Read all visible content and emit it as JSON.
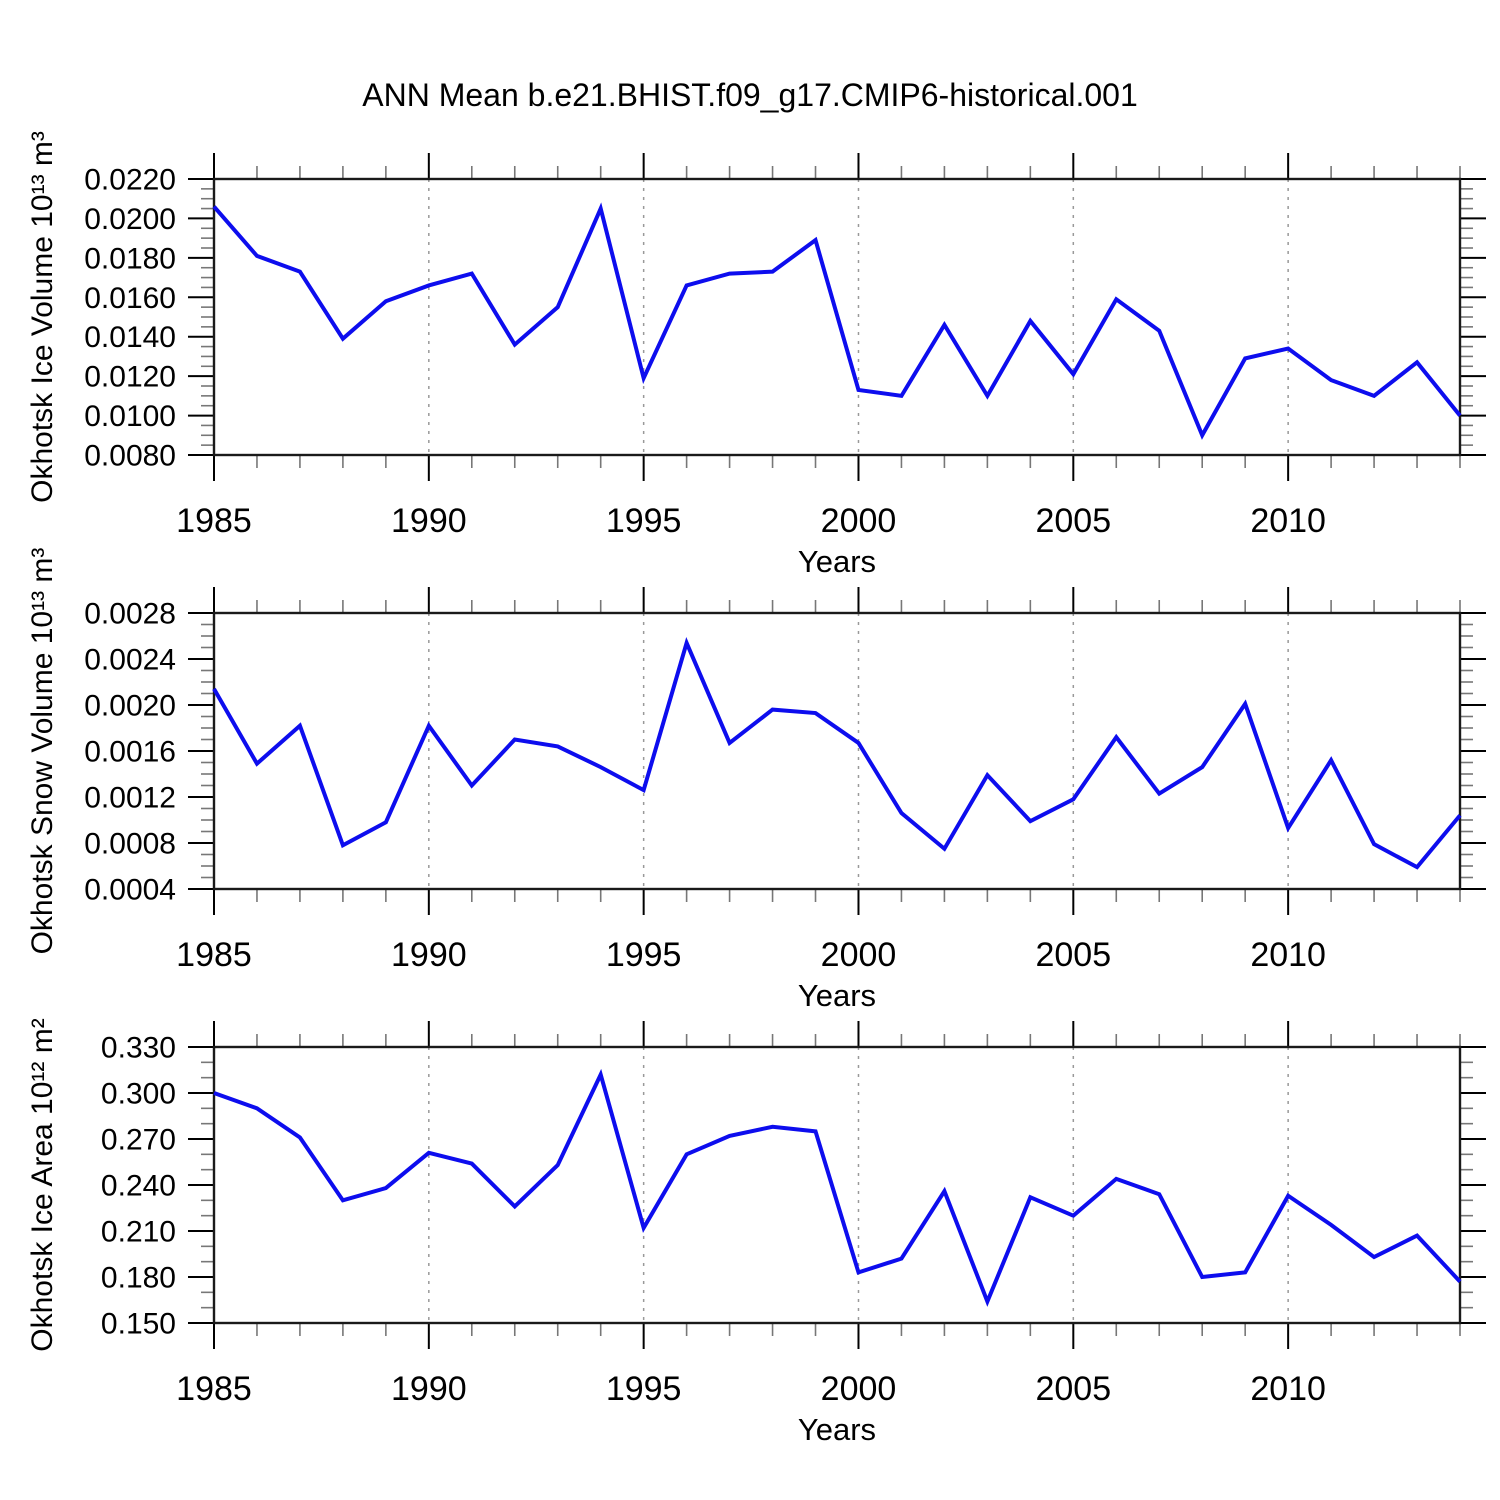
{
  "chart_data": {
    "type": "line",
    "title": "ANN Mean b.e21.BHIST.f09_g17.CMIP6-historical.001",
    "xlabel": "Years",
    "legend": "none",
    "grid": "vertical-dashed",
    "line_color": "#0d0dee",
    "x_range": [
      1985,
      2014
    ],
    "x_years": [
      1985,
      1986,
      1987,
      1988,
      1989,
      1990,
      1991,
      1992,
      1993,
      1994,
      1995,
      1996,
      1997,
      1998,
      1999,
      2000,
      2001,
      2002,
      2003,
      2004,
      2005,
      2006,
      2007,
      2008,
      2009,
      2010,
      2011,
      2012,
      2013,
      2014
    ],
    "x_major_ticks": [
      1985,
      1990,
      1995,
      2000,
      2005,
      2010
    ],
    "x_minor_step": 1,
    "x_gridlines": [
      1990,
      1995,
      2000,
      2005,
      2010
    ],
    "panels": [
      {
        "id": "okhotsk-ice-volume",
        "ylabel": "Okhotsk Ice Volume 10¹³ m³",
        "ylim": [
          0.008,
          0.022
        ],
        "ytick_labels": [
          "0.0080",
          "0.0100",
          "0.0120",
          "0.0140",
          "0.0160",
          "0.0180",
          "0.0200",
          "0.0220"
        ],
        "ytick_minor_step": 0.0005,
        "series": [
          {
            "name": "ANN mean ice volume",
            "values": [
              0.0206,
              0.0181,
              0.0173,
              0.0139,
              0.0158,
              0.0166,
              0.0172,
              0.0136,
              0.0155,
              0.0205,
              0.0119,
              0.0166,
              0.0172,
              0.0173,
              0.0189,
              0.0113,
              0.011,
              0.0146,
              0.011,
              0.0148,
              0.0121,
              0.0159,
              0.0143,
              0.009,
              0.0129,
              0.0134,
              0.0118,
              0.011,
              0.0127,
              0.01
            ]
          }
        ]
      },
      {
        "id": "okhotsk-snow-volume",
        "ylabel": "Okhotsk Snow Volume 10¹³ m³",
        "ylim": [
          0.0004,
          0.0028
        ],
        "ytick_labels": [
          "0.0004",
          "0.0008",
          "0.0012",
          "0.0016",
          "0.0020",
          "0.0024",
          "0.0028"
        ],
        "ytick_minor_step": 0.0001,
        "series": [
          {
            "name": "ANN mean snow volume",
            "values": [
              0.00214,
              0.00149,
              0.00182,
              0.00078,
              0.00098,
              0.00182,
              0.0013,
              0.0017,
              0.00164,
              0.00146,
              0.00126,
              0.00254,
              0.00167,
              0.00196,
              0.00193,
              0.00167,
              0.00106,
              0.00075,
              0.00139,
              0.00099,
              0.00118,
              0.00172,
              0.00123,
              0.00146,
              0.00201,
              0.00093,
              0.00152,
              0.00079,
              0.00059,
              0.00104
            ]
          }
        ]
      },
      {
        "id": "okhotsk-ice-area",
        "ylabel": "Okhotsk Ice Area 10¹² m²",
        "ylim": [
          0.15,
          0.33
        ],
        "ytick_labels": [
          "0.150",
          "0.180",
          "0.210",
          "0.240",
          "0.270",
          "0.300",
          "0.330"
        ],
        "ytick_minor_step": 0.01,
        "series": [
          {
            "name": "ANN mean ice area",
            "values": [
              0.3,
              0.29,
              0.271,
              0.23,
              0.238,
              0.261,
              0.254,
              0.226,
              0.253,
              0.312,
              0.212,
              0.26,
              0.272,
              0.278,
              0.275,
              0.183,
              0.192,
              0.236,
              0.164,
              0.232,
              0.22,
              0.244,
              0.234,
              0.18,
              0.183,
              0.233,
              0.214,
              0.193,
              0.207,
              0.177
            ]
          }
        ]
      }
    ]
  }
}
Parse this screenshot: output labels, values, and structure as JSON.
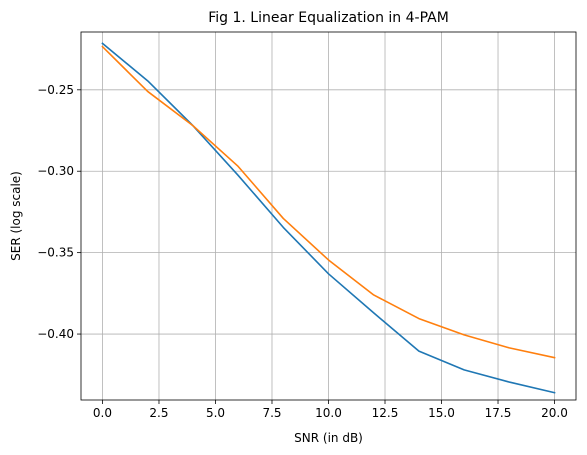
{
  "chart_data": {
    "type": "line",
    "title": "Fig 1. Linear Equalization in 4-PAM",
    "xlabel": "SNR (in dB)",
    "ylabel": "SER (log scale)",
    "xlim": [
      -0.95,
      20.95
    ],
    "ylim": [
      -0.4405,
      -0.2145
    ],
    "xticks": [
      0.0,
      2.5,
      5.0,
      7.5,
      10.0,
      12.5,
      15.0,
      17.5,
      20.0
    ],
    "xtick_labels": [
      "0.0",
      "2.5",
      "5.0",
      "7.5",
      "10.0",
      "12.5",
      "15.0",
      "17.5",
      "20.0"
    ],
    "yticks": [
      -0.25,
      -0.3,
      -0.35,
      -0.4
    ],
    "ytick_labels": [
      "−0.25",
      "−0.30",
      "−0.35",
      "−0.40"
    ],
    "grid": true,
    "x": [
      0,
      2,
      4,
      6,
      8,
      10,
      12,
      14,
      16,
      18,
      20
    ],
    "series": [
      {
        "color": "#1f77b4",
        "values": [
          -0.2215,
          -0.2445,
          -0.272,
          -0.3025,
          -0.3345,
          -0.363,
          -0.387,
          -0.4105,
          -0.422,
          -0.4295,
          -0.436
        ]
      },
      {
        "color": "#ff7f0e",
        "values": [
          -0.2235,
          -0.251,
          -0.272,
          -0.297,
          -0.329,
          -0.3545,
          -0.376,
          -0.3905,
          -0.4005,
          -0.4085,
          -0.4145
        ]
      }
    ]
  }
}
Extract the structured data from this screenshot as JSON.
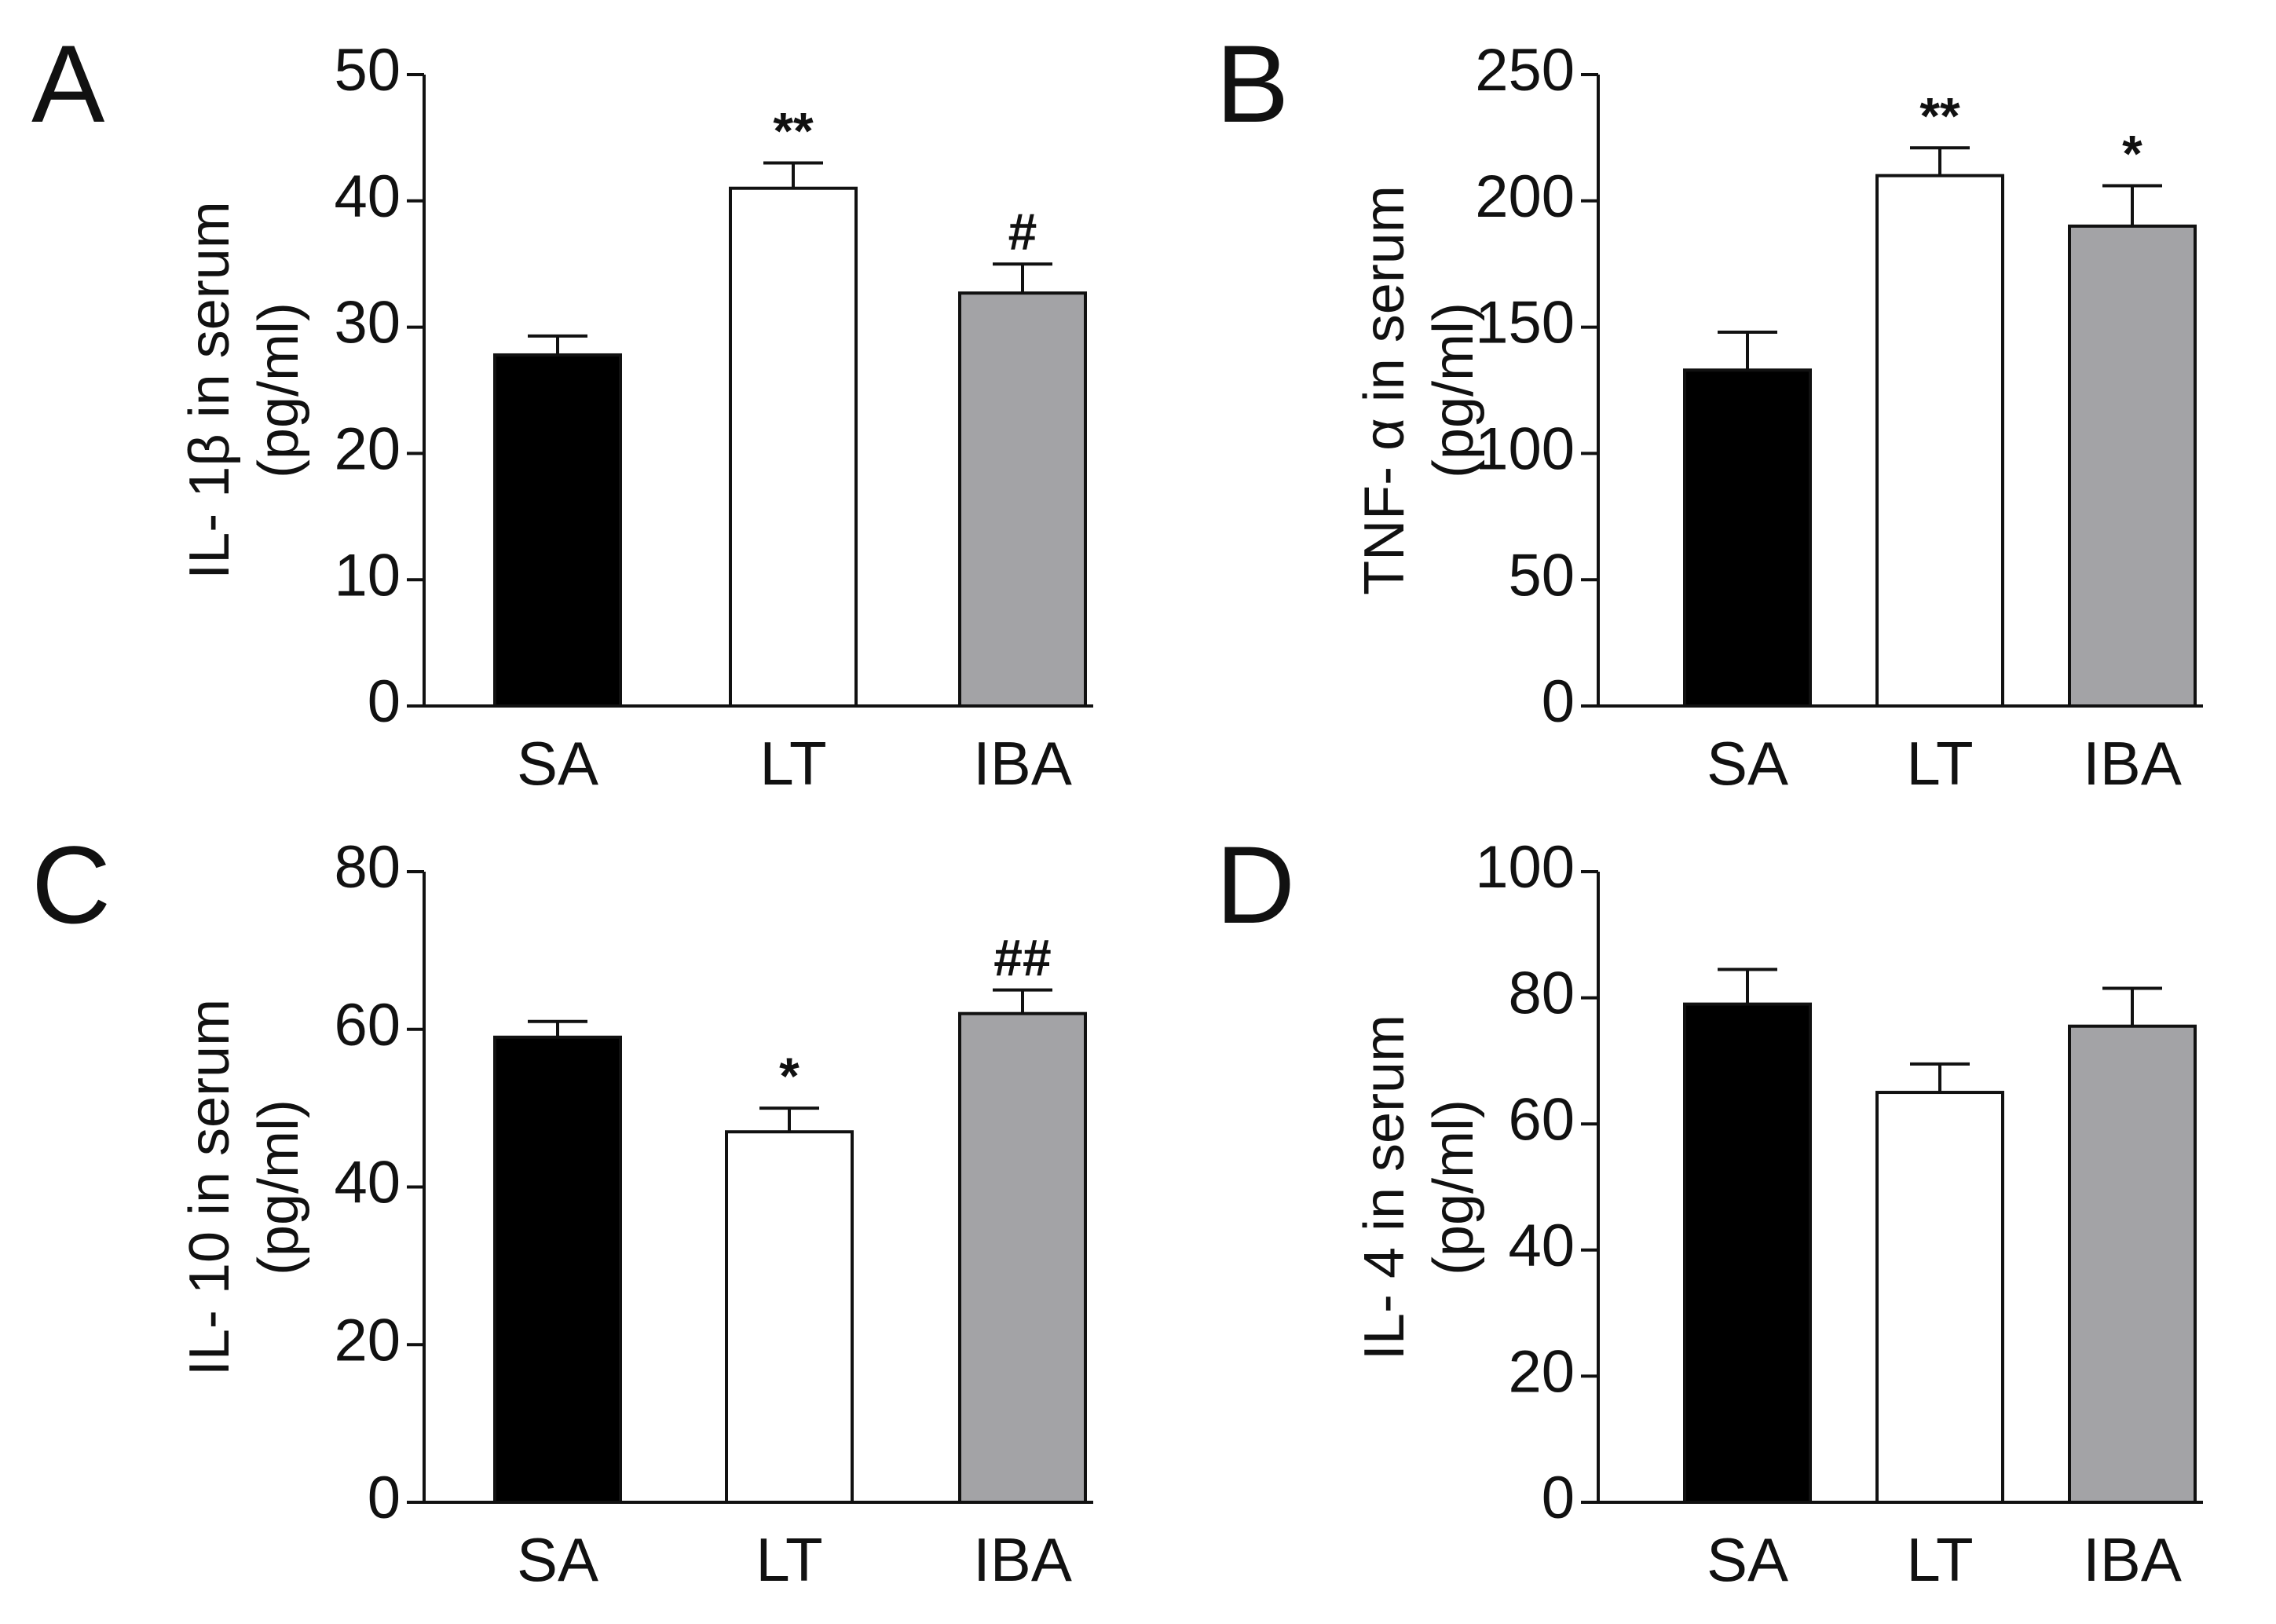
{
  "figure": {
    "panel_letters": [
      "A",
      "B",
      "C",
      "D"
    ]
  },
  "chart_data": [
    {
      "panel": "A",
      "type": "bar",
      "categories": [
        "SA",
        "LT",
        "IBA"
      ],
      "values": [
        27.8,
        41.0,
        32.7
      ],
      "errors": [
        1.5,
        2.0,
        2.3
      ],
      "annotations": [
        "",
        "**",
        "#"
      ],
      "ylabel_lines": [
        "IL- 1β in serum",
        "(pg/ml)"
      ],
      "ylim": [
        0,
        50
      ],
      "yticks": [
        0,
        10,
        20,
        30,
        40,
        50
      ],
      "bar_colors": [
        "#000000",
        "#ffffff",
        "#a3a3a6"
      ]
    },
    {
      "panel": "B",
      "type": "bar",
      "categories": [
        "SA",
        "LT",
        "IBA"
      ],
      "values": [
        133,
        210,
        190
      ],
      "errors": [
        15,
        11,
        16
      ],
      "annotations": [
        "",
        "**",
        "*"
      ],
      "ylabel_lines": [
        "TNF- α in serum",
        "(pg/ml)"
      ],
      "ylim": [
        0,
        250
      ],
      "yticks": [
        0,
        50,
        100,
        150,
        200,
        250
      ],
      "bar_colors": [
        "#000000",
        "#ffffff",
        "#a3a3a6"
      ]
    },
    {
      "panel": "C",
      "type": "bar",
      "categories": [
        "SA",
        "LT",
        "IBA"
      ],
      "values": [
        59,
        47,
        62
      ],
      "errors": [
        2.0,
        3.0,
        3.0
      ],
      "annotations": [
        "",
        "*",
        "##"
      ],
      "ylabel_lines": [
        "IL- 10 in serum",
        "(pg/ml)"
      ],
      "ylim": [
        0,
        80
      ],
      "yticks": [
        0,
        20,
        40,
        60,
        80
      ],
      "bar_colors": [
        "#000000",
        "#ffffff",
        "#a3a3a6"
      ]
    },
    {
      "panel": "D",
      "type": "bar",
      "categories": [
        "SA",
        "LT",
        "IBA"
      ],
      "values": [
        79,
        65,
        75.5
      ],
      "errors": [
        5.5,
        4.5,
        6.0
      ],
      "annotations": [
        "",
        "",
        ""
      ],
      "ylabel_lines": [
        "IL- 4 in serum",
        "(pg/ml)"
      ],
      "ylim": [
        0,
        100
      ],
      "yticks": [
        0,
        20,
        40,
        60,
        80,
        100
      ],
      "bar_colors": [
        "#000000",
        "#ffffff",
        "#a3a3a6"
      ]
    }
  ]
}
● ● ● ● ● ● ●
Exercise requirements:
Of the lines in the material, how many contain the word "serum"? Reply with the number and nothing else.

Response to this task:
4